▶ Reading text
#####

In the morning I felt much better, but somewhat weak. I was cautious about what I ate. For breakfast, I had tomato soup. I was still hungry, so I ordered a chapati with jam, deciding it was worth risking solid food to rebuild my strength. A large yak was guarding the outhouse this morning, making access risky. I shaved and took some pictures, then packed. The yak went upstairs and blocked the way from the downstairs sleeping quarters to the dining room. Lal whacked it on the horns with a pan, but it wouldn't budge until it wanted to.

We had a short two hour walk to Machhermo today. It was all uphill, sometimes steeply. We started out with a big climb. I didn't have much energy today, so we rested often, and I drank a lot of Gatorade. We stopped once for tea along the way. By the time we stopped, I was really tired. The inn had only a dormitory. The kitchen and dining room were together in one smoky room. Smoke from the cooking fire vents through a small hole in the roof.

I met a lady from Singapore. Lal tried for a long time to get her to tell him her age, but she would not. He was very persistent, because he wanted to know whether she was older or younger than him. It matters in Nepali, because older women are addressed differently from younger women. She admitted that she was older than him, so she was addressed as didi, or `older sister'. In fact, from talking to her, I was able to deduce that she was in her early 40's, although she looked much younger. She had been traveling a lot since the 1970's. On this trek, she lost her traveling companion to an illness, and was continuing to Gokyo with their guide. Her name was Ling Soo. Lal told her he had a friend from Singapore, and showed her a picture of a man from Singapore from his wallet, and asked if she knew him. She did not. Lal carries pictures of the people he has guided, who he calls friends, in his wallet, and shows them to people when he meets someone else from one of the same places.

It was 38 degrees in the lodge. I ordered Ra Ra noodle soup and a Coke. The Coke was expensive: 90 Rs, or about $1.80. A large group was camping outside. Some of them were tossing a Frisbee. Nepalese children were playing with a soccer ball, and the guides, including Lal, sat inside drinking chhang and gambling. Around 3 PM, it began to snow. I put on all my warm clothes, including the down jacket, and was comfortable.

#####

▶ Supplied information
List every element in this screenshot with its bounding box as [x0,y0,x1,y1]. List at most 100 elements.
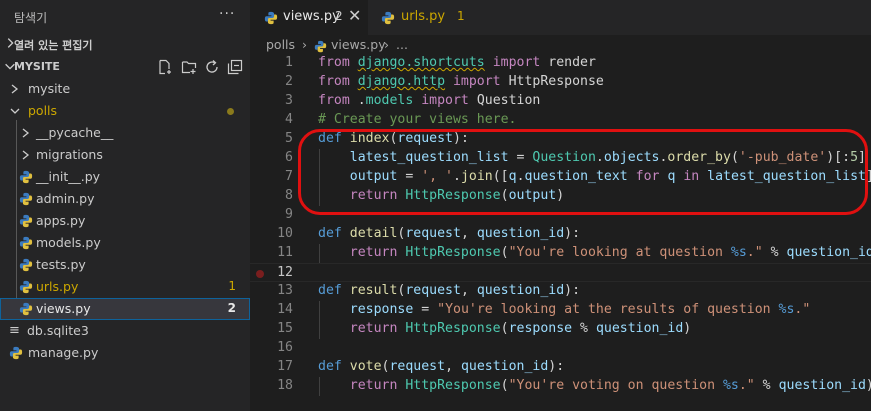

#####

▶ Task set
1: Please copy word for word the part of the trek account that opens with the words containing "It was 38 degrees" and closes with "and was comfortable.".
2: In the trek account, what did the Coke at the lodge cost?

▶ Per-task outputs
1:
It was 38 degrees in the lodge. I ordered Ra Ra noodle soup and a Coke. The Coke was expensive: 90 Rs, or about $1.80. A large group was camping outside. Some of them were tossing a Frisbee. Nepalese children were playing with a soccer ball, and the guides, including Lal, sat inside drinking chhang and gambling. Around 3 PM, it began to snow. I put on all my warm clothes, including the down jacket, and was comfortable.

2: 90 Rs, or about $1.80.